Set task>
Among the lines listed below, count those that include the string "SinD", and state only the count.

** start Dataset records **

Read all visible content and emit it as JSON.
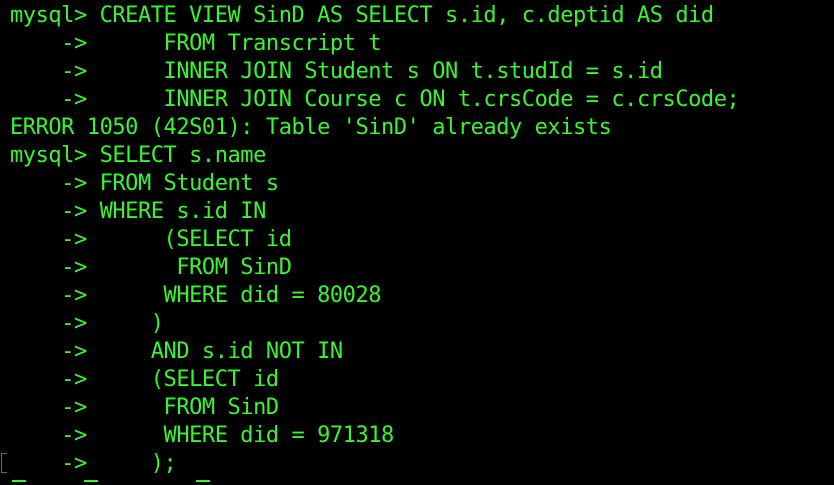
{
  "terminal": {
    "text_color": "#39f52f",
    "background": "#000000",
    "lines": [
      "mysql> CREATE VIEW SinD AS SELECT s.id, c.deptid AS did",
      "    ->      FROM Transcript t",
      "    ->      INNER JOIN Student s ON t.studId = s.id",
      "    ->      INNER JOIN Course c ON t.crsCode = c.crsCode;",
      "ERROR 1050 (42S01): Table 'SinD' already exists",
      "mysql> SELECT s.name",
      "    -> FROM Student s",
      "    -> WHERE s.id IN",
      "    ->      (SELECT id",
      "    ->       FROM SinD",
      "    ->      WHERE did = 80028",
      "    ->     )",
      "    ->     AND s.id NOT IN",
      "    ->     (SELECT id",
      "    ->      FROM SinD",
      "    ->      WHERE did = 971318",
      "    ->     );"
    ]
  }
}
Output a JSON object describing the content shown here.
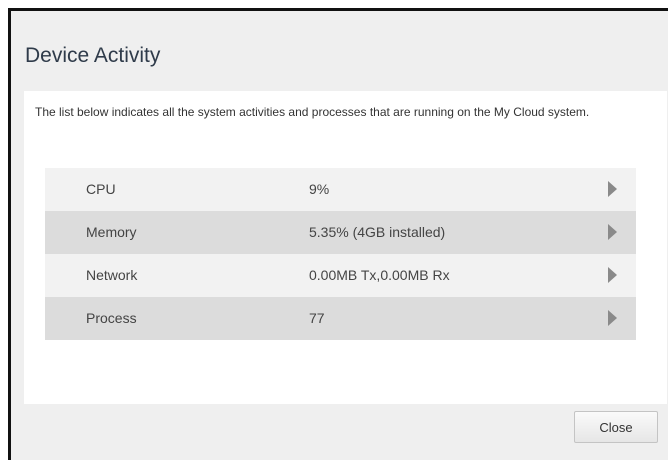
{
  "dialog": {
    "title": "Device Activity",
    "description": "The list below indicates all the system activities and processes that are running on the My Cloud system.",
    "rows": [
      {
        "label": "CPU",
        "value": "9%"
      },
      {
        "label": "Memory",
        "value": "5.35% (4GB installed)"
      },
      {
        "label": "Network",
        "value": "0.00MB Tx,0.00MB Rx"
      },
      {
        "label": "Process",
        "value": "77"
      }
    ],
    "close_label": "Close"
  },
  "icons": {
    "row_arrow": "chevron-right-icon"
  },
  "colors": {
    "title": "#2f3b4a",
    "row_odd": "#f2f2f2",
    "row_even": "#dcdcdc",
    "arrow": "#8a8a8a"
  }
}
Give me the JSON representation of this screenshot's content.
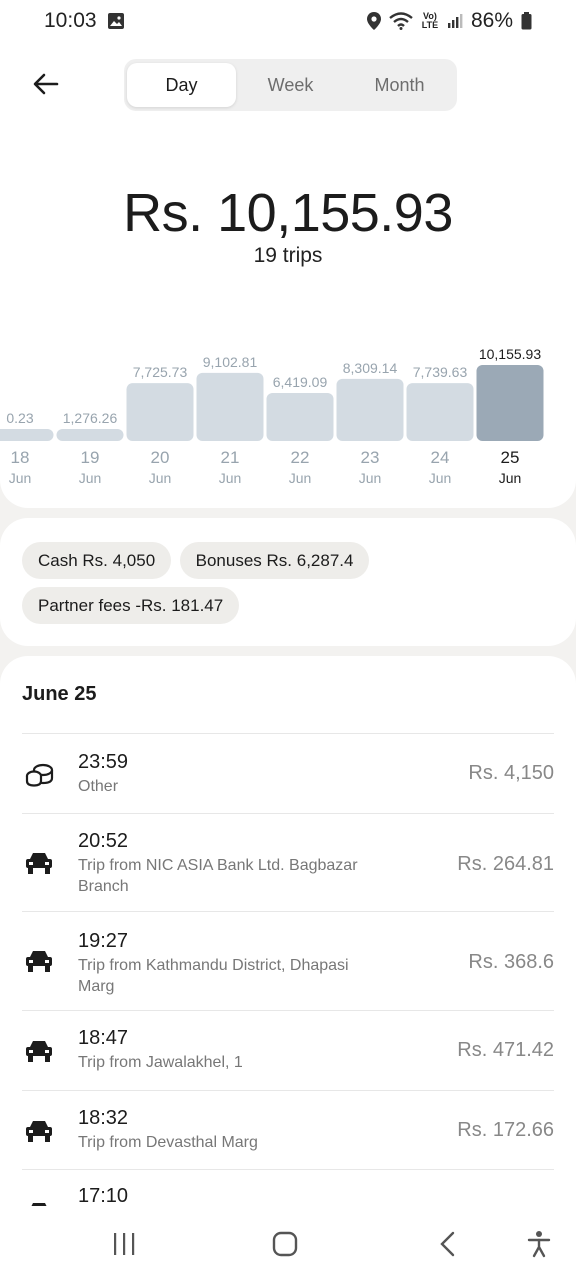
{
  "status": {
    "time": "10:03",
    "battery": "86%",
    "network_label": "Vo) LTE"
  },
  "tabs": [
    {
      "label": "Day",
      "active": true
    },
    {
      "label": "Week",
      "active": false
    },
    {
      "label": "Month",
      "active": false
    }
  ],
  "summary": {
    "total": "Rs. 10,155.93",
    "trips": "19 trips"
  },
  "chart_data": {
    "type": "bar",
    "categories": [
      "18 Jun",
      "19 Jun",
      "20 Jun",
      "21 Jun",
      "22 Jun",
      "23 Jun",
      "24 Jun",
      "25 Jun"
    ],
    "day_labels": [
      "18",
      "19",
      "20",
      "21",
      "22",
      "23",
      "24",
      "25"
    ],
    "month_label": "Jun",
    "value_labels": [
      "0.23",
      "1,276.26",
      "7,725.73",
      "9,102.81",
      "6,419.09",
      "8,309.14",
      "7,739.63",
      "10,155.93"
    ],
    "values": [
      null,
      1276.26,
      7725.73,
      9102.81,
      6419.09,
      8309.14,
      7739.63,
      10155.93
    ],
    "selected_index": 7,
    "colors": {
      "bar": "#d3dbe2",
      "selected": "#9ba9b6",
      "label": "#98a4ae",
      "selected_label": "#1c1c1c"
    }
  },
  "chips": [
    {
      "label": "Cash Rs. 4,050"
    },
    {
      "label": "Bonuses Rs. 6,287.4"
    },
    {
      "label": "Partner fees -Rs. 181.47"
    }
  ],
  "list": {
    "heading": "June 25",
    "items": [
      {
        "icon": "coins-icon",
        "time": "23:59",
        "subtitle": "Other",
        "amount": "Rs. 4,150"
      },
      {
        "icon": "car-icon",
        "time": "20:52",
        "subtitle": "Trip from NIC ASIA Bank Ltd. Bagbazar Branch",
        "amount": "Rs. 264.81"
      },
      {
        "icon": "car-icon",
        "time": "19:27",
        "subtitle": "Trip from Kathmandu District, Dhapasi Marg",
        "amount": "Rs. 368.6"
      },
      {
        "icon": "car-icon",
        "time": "18:47",
        "subtitle": "Trip from Jawalakhel, 1",
        "amount": "Rs. 471.42"
      },
      {
        "icon": "car-icon",
        "time": "18:32",
        "subtitle": "Trip from Devasthal Marg",
        "amount": "Rs. 172.66"
      },
      {
        "icon": "car-icon",
        "time": "17:10",
        "subtitle": "",
        "amount": ""
      }
    ]
  }
}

** end Dataset records **

Output of the exercise>
4